• PROBLEM REQUIREMENTS: Transcribe the records that follow. Keep every word exactly, and drop the pictures.
####
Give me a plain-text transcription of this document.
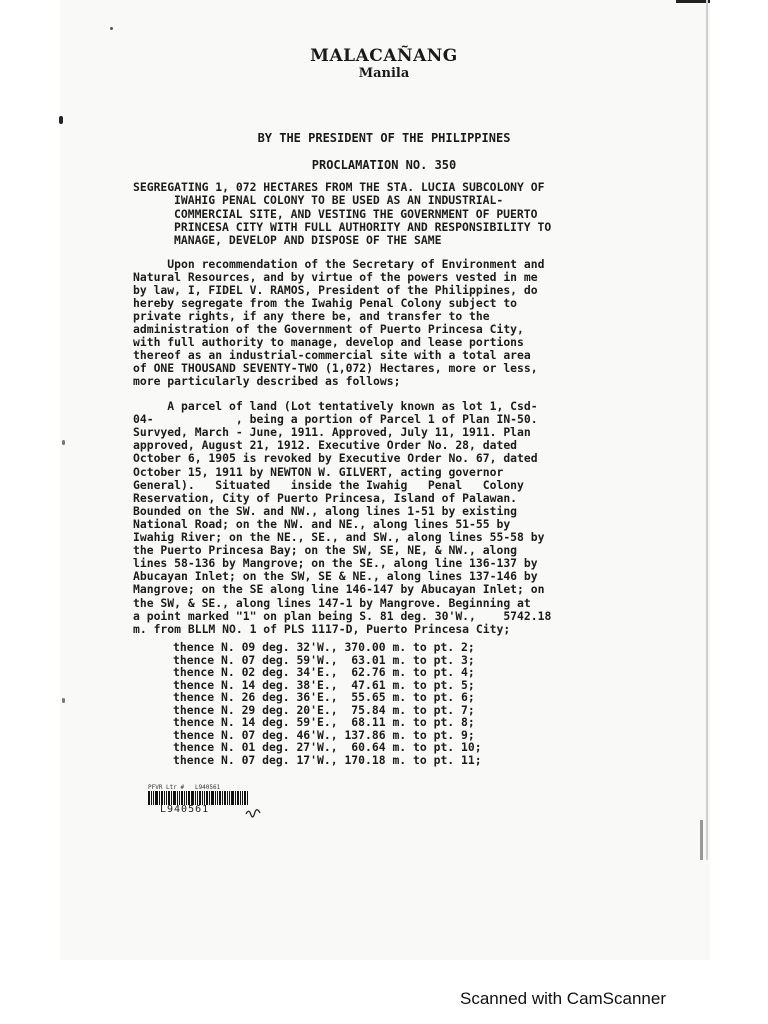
MALACAÑANG
Manila
BY THE PRESIDENT OF THE PHILIPPINES
PROCLAMATION NO. 350
SEGREGATING 1, 072 HECTARES FROM THE STA. LUCIA SUBCOLONY OF
IWAHIG PENAL COLONY TO BE USED AS AN INDUSTRIAL-
COMMERCIAL SITE, AND VESTING THE GOVERNMENT OF PUERTO
PRINCESA CITY WITH FULL AUTHORITY AND RESPONSIBILITY TO
MANAGE, DEVELOP AND DISPOSE OF THE SAME
Upon recommendation of the Secretary of Environment and
Natural Resources, and by virtue of the powers vested in me
by law, I, FIDEL V. RAMOS, President of the Philippines, do
hereby segregate from the Iwahig Penal Colony subject to
private rights, if any there be, and transfer to the
administration of the Government of Puerto Princesa City,
with full authority to manage, develop and lease portions
thereof as an industrial-commercial site with a total area
of ONE THOUSAND SEVENTY-TWO (1,072) Hectares, more or less,
more particularly described as follows;
A parcel of land (Lot tentatively known as lot 1, Csd-
04-            , being a portion of Parcel 1 of Plan IN-50.
Survyed, March - June, 1911. Approved, July 11, 1911. Plan
approved, August 21, 1912. Executive Order No. 28, dated
October 6, 1905 is revoked by Executive Order No. 67, dated
October 15, 1911 by NEWTON W. GILVERT, acting governor
General).   Situated   inside the Iwahig   Penal   Colony
Reservation, City of Puerto Princesa, Island of Palawan.
Bounded on the SW. and NW., along lines 1-51 by existing
National Road; on the NW. and NE., along lines 51-55 by
Iwahig River; on the NE., SE., and SW., along lines 55-58 by
the Puerto Princesa Bay; on the SW, SE, NE, & NW., along
lines 58-136 by Mangrove; on the SE., along line 136-137 by
Abucayan Inlet; on the SW, SE & NE., along lines 137-146 by
Mangrove; on the SE along line 146-147 by Abucayan Inlet; on
the SW, & SE., along lines 147-1 by Mangrove. Beginning at
a point marked "1" on plan being S. 81 deg. 30'W.,    5742.18
m. from BLLM NO. 1 of PLS 1117-D, Puerto Princesa City;
thence N. 09 deg. 32'W., 370.00 m. to pt. 2;
thence N. 07 deg. 59'W.,  63.01 m. to pt. 3;
thence N. 02 deg. 34'E.,  62.76 m. to pt. 4;
thence N. 14 deg. 38'E.,  47.61 m. to pt. 5;
thence N. 26 deg. 36'E.,  55.65 m. to pt. 6;
thence N. 29 deg. 20'E.,  75.84 m. to pt. 7;
thence N. 14 deg. 59'E.,  68.11 m. to pt. 8;
thence N. 07 deg. 46'W., 137.86 m. to pt. 9;
thence N. 01 deg. 27'W.,  60.64 m. to pt. 10;
thence N. 07 deg. 17'W., 170.18 m. to pt. 11;
PFVR Ltr #   L940561
L940561
Scanned with CamScanner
####
• THE ANSWER:
Give me a plain-text transcription of this document.
MALACAÑANG
Manila
BY THE PRESIDENT OF THE PHILIPPINES
PROCLAMATION NO. 350
SEGREGATING 1, 072 HECTARES FROM THE STA. LUCIA SUBCOLONY OF
IWAHIG PENAL COLONY TO BE USED AS AN INDUSTRIAL-
COMMERCIAL SITE, AND VESTING THE GOVERNMENT OF PUERTO
PRINCESA CITY WITH FULL AUTHORITY AND RESPONSIBILITY TO
MANAGE, DEVELOP AND DISPOSE OF THE SAME
Upon recommendation of the Secretary of Environment and
Natural Resources, and by virtue of the powers vested in me
by law, I, FIDEL V. RAMOS, President of the Philippines, do
hereby segregate from the Iwahig Penal Colony subject to
private rights, if any there be, and transfer to the
administration of the Government of Puerto Princesa City,
with full authority to manage, develop and lease portions
thereof as an industrial-commercial site with a total area
of ONE THOUSAND SEVENTY-TWO (1,072) Hectares, more or less,
more particularly described as follows;
A parcel of land (Lot tentatively known as lot 1, Csd-
04-            , being a portion of Parcel 1 of Plan IN-50.
Survyed, March - June, 1911. Approved, July 11, 1911. Plan
approved, August 21, 1912. Executive Order No. 28, dated
October 6, 1905 is revoked by Executive Order No. 67, dated
October 15, 1911 by NEWTON W. GILVERT, acting governor
General).   Situated   inside the Iwahig   Penal   Colony
Reservation, City of Puerto Princesa, Island of Palawan.
Bounded on the SW. and NW., along lines 1-51 by existing
National Road; on the NW. and NE., along lines 51-55 by
Iwahig River; on the NE., SE., and SW., along lines 55-58 by
the Puerto Princesa Bay; on the SW, SE, NE, & NW., along
lines 58-136 by Mangrove; on the SE., along line 136-137 by
Abucayan Inlet; on the SW, SE & NE., along lines 137-146 by
Mangrove; on the SE along line 146-147 by Abucayan Inlet; on
the SW, & SE., along lines 147-1 by Mangrove. Beginning at
a point marked "1" on plan being S. 81 deg. 30'W.,    5742.18
m. from BLLM NO. 1 of PLS 1117-D, Puerto Princesa City;
thence N. 09 deg. 32'W., 370.00 m. to pt. 2;
thence N. 07 deg. 59'W.,  63.01 m. to pt. 3;
thence N. 02 deg. 34'E.,  62.76 m. to pt. 4;
thence N. 14 deg. 38'E.,  47.61 m. to pt. 5;
thence N. 26 deg. 36'E.,  55.65 m. to pt. 6;
thence N. 29 deg. 20'E.,  75.84 m. to pt. 7;
thence N. 14 deg. 59'E.,  68.11 m. to pt. 8;
thence N. 07 deg. 46'W., 137.86 m. to pt. 9;
thence N. 01 deg. 27'W.,  60.64 m. to pt. 10;
thence N. 07 deg. 17'W., 170.18 m. to pt. 11;
PFVR Ltr #   L940561
L940561
Scanned with CamScanner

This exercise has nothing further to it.